(PROVIDED TEXT)

----

EV owners can obtain federal tax credits of up to $7,500 for new electric vehicles, provided certain criteria are fulfilled, like the vehicle having undergone final assembly in North America. Questions have been raised about whether these credits would continue under the Trump administration.
During his campaign, President-elect Donald Trump said he would “end the electric vehicle mandate on day one” of his second term. Last month, California Gov. Gavin Newsom responded that he was looking into potentially creating EV rebates at the state level if the incoming president were to scrap federal EV credits.
Karoline Leavitt, a spokeswoman for Trump’s transition team, clarified that the president-elect “will support the auto industry, allowing space for both gas-powered cars and electric vehicles.”
The removal of federal EV credit will negatively affect sales of these vehicles, according to an October study.
“In December 2023, Germany removed a $4,900 EV subsidy. Annualized EV sales in the first 10 months of 2024 in Germany fell by 26.6 percent,” the study stated. If these credits are repealed, it “would decrease US EV registrations by 27 percent,” the researchers estimated.
New EV demand could also be negatively affected by declining used EV prices which are falling at a much faster pace than their gas counterparts. Prospective owners are hesitant to buy electric vehicles if they can only sell them later at heavily discounted rates.
“Used [EV] prices have fallen four times faster than hybrids and six times faster than gasoline models, losing 24.7 percent of their value [between August 2023 and August 2024],” according to a September report by iSeeCars. “This compares to a 6 percent drop in used hybrid prices and 4.4 percent drop in used gasoline prices.”

----

(RECORDS SUPPLIED)
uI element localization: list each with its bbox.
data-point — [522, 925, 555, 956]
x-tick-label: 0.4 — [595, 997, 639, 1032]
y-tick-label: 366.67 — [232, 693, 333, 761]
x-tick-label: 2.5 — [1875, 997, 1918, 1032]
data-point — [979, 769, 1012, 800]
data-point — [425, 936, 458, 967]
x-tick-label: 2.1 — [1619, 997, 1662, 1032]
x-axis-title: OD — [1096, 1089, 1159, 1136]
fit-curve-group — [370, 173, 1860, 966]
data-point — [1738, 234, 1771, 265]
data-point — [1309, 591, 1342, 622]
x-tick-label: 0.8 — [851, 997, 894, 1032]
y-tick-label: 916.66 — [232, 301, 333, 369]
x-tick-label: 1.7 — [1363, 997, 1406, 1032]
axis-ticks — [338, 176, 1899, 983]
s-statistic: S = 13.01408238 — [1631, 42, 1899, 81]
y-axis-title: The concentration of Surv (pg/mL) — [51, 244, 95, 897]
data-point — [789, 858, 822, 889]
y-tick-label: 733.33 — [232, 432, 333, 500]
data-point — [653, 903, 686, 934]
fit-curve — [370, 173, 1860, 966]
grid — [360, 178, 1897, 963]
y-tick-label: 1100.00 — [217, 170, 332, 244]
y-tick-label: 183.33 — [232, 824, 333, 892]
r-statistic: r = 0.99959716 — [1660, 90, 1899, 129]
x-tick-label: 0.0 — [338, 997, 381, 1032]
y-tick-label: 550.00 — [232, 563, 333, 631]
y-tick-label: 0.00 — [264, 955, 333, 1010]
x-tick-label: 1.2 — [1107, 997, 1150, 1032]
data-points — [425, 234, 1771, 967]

----

(WRITTEN INSTRUCTION) Copy the passage on EV tax credits word for word, from "Karoline Leavitt, a" up to and including "the researchers estimated.".

(OUTPUT BELOW)
Karoline Leavitt, a spokeswoman for Trump’s transition team, clarified that the president-elect “will support the auto industry, allowing space for both gas-powered cars and electric vehicles.”
The removal of federal EV credit will negatively affect sales of these vehicles, according to an October study.
“In December 2023, Germany removed a $4,900 EV subsidy. Annualized EV sales in the first 10 months of 2024 in Germany fell by 26.6 percent,” the study stated. If these credits are repealed, it “would decrease US EV registrations by 27 percent,” the researchers estimated.